*** Data section Section Begins ***

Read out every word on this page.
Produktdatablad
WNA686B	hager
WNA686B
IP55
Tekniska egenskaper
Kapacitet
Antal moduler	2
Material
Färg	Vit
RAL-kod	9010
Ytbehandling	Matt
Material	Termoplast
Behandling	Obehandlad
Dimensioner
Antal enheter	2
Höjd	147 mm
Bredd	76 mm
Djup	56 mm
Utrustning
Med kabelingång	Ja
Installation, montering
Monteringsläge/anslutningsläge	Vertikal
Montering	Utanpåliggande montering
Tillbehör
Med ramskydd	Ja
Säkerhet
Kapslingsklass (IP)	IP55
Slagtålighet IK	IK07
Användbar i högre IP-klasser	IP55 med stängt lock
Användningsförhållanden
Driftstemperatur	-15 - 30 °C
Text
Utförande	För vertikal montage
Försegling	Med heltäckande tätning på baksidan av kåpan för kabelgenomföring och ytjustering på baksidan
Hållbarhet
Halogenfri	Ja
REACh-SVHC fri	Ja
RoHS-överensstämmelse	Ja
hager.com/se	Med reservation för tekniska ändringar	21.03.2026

*** Data section Section Ends ***

Assigned task: The records above are to be given again in full, word for word.

Your response:
Read out every word on this page.
Produktdatablad
WNA686B	hager
WNA686B
IP55
Tekniska egenskaper
Kapacitet
Antal moduler	2
Material
Färg	Vit
RAL-kod	9010
Ytbehandling	Matt
Material	Termoplast
Behandling	Obehandlad
Dimensioner
Antal enheter	2
Höjd	147 mm
Bredd	76 mm
Djup	56 mm
Utrustning
Med kabelingång	Ja
Installation, montering
Monteringsläge/anslutningsläge	Vertikal
Montering	Utanpåliggande montering
Tillbehör
Med ramskydd	Ja
Säkerhet
Kapslingsklass (IP)	IP55
Slagtålighet IK	IK07
Användbar i högre IP-klasser	IP55 med stängt lock
Användningsförhållanden
Driftstemperatur	-15 - 30 °C
Text
Utförande	För vertikal montage
Försegling	Med heltäckande tätning på baksidan av kåpan för kabelgenomföring och ytjustering på baksidan
Hållbarhet
Halogenfri	Ja
REACh-SVHC fri	Ja
RoHS-överensstämmelse	Ja
hager.com/se	Med reservation för tekniska ändringar	21.03.2026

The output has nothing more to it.